>> Start RAW RECORDS

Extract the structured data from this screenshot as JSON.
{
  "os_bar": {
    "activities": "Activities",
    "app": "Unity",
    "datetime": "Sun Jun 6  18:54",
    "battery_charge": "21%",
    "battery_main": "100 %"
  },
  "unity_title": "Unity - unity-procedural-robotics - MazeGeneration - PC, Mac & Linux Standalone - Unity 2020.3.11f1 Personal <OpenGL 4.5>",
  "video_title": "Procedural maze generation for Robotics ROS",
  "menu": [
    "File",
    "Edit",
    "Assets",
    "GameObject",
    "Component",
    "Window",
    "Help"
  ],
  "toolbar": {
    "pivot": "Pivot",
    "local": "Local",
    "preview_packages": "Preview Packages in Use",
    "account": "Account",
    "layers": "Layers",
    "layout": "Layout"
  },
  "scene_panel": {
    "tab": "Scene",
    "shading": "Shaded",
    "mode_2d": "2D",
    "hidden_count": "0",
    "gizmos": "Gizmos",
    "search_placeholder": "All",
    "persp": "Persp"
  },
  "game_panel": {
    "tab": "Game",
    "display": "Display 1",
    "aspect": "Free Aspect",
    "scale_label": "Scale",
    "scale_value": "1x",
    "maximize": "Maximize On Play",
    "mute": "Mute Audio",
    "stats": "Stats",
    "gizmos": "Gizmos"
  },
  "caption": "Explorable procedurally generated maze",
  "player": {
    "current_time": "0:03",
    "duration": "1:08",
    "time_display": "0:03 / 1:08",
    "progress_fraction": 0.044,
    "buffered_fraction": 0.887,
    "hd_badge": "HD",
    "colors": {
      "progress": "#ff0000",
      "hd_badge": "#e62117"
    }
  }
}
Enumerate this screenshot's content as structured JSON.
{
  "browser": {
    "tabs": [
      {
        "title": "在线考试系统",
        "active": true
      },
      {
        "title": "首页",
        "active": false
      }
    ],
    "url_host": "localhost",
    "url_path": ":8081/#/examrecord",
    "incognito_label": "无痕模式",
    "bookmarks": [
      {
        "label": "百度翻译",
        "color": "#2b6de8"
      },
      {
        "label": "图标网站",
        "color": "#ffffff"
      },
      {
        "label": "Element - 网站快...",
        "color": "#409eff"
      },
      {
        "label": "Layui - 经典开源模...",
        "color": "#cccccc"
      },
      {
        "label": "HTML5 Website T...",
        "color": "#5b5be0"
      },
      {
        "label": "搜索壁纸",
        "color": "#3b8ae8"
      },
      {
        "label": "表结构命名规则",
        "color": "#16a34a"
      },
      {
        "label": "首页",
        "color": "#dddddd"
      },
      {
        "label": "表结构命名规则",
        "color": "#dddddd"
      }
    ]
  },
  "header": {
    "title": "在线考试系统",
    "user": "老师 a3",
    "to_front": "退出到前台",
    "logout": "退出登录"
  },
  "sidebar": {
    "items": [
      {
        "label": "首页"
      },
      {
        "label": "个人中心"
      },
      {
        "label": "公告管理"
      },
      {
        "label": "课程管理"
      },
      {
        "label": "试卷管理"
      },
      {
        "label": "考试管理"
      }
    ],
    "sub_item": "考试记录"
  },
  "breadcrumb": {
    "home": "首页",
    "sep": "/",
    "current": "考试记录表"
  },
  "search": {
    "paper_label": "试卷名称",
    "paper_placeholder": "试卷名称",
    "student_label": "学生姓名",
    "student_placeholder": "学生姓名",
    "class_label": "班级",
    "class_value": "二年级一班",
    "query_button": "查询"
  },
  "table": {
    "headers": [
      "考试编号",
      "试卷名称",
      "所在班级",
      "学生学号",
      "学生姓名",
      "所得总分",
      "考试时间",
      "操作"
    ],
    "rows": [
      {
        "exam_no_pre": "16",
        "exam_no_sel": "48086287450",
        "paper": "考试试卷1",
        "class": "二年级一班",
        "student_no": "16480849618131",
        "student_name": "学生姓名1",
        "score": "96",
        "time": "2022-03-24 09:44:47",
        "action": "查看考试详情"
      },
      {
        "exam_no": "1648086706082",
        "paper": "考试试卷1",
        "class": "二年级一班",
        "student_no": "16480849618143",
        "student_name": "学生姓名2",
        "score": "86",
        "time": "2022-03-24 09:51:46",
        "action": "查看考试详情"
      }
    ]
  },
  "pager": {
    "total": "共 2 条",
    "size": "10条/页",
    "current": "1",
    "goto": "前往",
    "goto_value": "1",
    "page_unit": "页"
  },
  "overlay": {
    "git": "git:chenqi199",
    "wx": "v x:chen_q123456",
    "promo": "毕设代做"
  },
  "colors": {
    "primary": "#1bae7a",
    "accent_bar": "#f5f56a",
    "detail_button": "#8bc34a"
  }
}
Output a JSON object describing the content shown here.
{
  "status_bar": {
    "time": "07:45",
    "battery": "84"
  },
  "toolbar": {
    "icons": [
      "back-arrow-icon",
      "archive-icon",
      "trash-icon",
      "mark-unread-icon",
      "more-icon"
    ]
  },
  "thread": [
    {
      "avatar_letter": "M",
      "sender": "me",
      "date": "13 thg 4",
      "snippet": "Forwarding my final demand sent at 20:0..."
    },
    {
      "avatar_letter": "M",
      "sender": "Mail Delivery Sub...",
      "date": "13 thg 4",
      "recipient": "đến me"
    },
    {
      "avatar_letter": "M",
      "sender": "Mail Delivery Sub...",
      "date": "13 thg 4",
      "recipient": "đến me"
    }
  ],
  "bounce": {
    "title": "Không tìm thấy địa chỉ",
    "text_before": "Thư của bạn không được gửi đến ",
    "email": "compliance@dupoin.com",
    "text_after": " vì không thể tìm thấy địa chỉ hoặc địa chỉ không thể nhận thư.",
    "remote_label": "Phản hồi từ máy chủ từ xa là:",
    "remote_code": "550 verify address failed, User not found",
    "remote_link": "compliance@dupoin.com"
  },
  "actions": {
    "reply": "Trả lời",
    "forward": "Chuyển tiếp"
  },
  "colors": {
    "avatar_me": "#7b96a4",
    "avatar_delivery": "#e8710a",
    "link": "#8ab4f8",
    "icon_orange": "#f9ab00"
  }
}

>> End RAW RECORDS

PROBLEM DETAILS –
Your task is to transcribe the material exactly.

FINAL ANSWER –
Extract the structured data from this screenshot as JSON.
{
  "os_bar": {
    "activities": "Activities",
    "app": "Unity",
    "datetime": "Sun Jun 6  18:54",
    "battery_charge": "21%",
    "battery_main": "100 %"
  },
  "unity_title": "Unity - unity-procedural-robotics - MazeGeneration - PC, Mac & Linux Standalone - Unity 2020.3.11f1 Personal <OpenGL 4.5>",
  "video_title": "Procedural maze generation for Robotics ROS",
  "menu": [
    "File",
    "Edit",
    "Assets",
    "GameObject",
    "Component",
    "Window",
    "Help"
  ],
  "toolbar": {
    "pivot": "Pivot",
    "local": "Local",
    "preview_packages": "Preview Packages in Use",
    "account": "Account",
    "layers": "Layers",
    "layout": "Layout"
  },
  "scene_panel": {
    "tab": "Scene",
    "shading": "Shaded",
    "mode_2d": "2D",
    "hidden_count": "0",
    "gizmos": "Gizmos",
    "search_placeholder": "All",
    "persp": "Persp"
  },
  "game_panel": {
    "tab": "Game",
    "display": "Display 1",
    "aspect": "Free Aspect",
    "scale_label": "Scale",
    "scale_value": "1x",
    "maximize": "Maximize On Play",
    "mute": "Mute Audio",
    "stats": "Stats",
    "gizmos": "Gizmos"
  },
  "caption": "Explorable procedurally generated maze",
  "player": {
    "current_time": "0:03",
    "duration": "1:08",
    "time_display": "0:03 / 1:08",
    "progress_fraction": 0.044,
    "buffered_fraction": 0.887,
    "hd_badge": "HD",
    "colors": {
      "progress": "#ff0000",
      "hd_badge": "#e62117"
    }
  }
}
Enumerate this screenshot's content as structured JSON.
{
  "browser": {
    "tabs": [
      {
        "title": "在线考试系统",
        "active": true
      },
      {
        "title": "首页",
        "active": false
      }
    ],
    "url_host": "localhost",
    "url_path": ":8081/#/examrecord",
    "incognito_label": "无痕模式",
    "bookmarks": [
      {
        "label": "百度翻译",
        "color": "#2b6de8"
      },
      {
        "label": "图标网站",
        "color": "#ffffff"
      },
      {
        "label": "Element - 网站快...",
        "color": "#409eff"
      },
      {
        "label": "Layui - 经典开源模...",
        "color": "#cccccc"
      },
      {
        "label": "HTML5 Website T...",
        "color": "#5b5be0"
      },
      {
        "label": "搜索壁纸",
        "color": "#3b8ae8"
      },
      {
        "label": "表结构命名规则",
        "color": "#16a34a"
      },
      {
        "label": "首页",
        "color": "#dddddd"
      },
      {
        "label": "表结构命名规则",
        "color": "#dddddd"
      }
    ]
  },
  "header": {
    "title": "在线考试系统",
    "user": "老师 a3",
    "to_front": "退出到前台",
    "logout": "退出登录"
  },
  "sidebar": {
    "items": [
      {
        "label": "首页"
      },
      {
        "label": "个人中心"
      },
      {
        "label": "公告管理"
      },
      {
        "label": "课程管理"
      },
      {
        "label": "试卷管理"
      },
      {
        "label": "考试管理"
      }
    ],
    "sub_item": "考试记录"
  },
  "breadcrumb": {
    "home": "首页",
    "sep": "/",
    "current": "考试记录表"
  },
  "search": {
    "paper_label": "试卷名称",
    "paper_placeholder": "试卷名称",
    "student_label": "学生姓名",
    "student_placeholder": "学生姓名",
    "class_label": "班级",
    "class_value": "二年级一班",
    "query_button": "查询"
  },
  "table": {
    "headers": [
      "考试编号",
      "试卷名称",
      "所在班级",
      "学生学号",
      "学生姓名",
      "所得总分",
      "考试时间",
      "操作"
    ],
    "rows": [
      {
        "exam_no_pre": "16",
        "exam_no_sel": "48086287450",
        "paper": "考试试卷1",
        "class": "二年级一班",
        "student_no": "16480849618131",
        "student_name": "学生姓名1",
        "score": "96",
        "time": "2022-03-24 09:44:47",
        "action": "查看考试详情"
      },
      {
        "exam_no": "1648086706082",
        "paper": "考试试卷1",
        "class": "二年级一班",
        "student_no": "16480849618143",
        "student_name": "学生姓名2",
        "score": "86",
        "time": "2022-03-24 09:51:46",
        "action": "查看考试详情"
      }
    ]
  },
  "pager": {
    "total": "共 2 条",
    "size": "10条/页",
    "current": "1",
    "goto": "前往",
    "goto_value": "1",
    "page_unit": "页"
  },
  "overlay": {
    "git": "git:chenqi199",
    "wx": "v x:chen_q123456",
    "promo": "毕设代做"
  },
  "colors": {
    "primary": "#1bae7a",
    "accent_bar": "#f5f56a",
    "detail_button": "#8bc34a"
  }
}
Output a JSON object describing the content shown here.
{
  "status_bar": {
    "time": "07:45",
    "battery": "84"
  },
  "toolbar": {
    "icons": [
      "back-arrow-icon",
      "archive-icon",
      "trash-icon",
      "mark-unread-icon",
      "more-icon"
    ]
  },
  "thread": [
    {
      "avatar_letter": "M",
      "sender": "me",
      "date": "13 thg 4",
      "snippet": "Forwarding my final demand sent at 20:0..."
    },
    {
      "avatar_letter": "M",
      "sender": "Mail Delivery Sub...",
      "date": "13 thg 4",
      "recipient": "đến me"
    },
    {
      "avatar_letter": "M",
      "sender": "Mail Delivery Sub...",
      "date": "13 thg 4",
      "recipient": "đến me"
    }
  ],
  "bounce": {
    "title": "Không tìm thấy địa chỉ",
    "text_before": "Thư của bạn không được gửi đến ",
    "email": "compliance@dupoin.com",
    "text_after": " vì không thể tìm thấy địa chỉ hoặc địa chỉ không thể nhận thư.",
    "remote_label": "Phản hồi từ máy chủ từ xa là:",
    "remote_code": "550 verify address failed, User not found",
    "remote_link": "compliance@dupoin.com"
  },
  "actions": {
    "reply": "Trả lời",
    "forward": "Chuyển tiếp"
  },
  "colors": {
    "avatar_me": "#7b96a4",
    "avatar_delivery": "#e8710a",
    "link": "#8ab4f8",
    "icon_orange": "#f9ab00"
  }
}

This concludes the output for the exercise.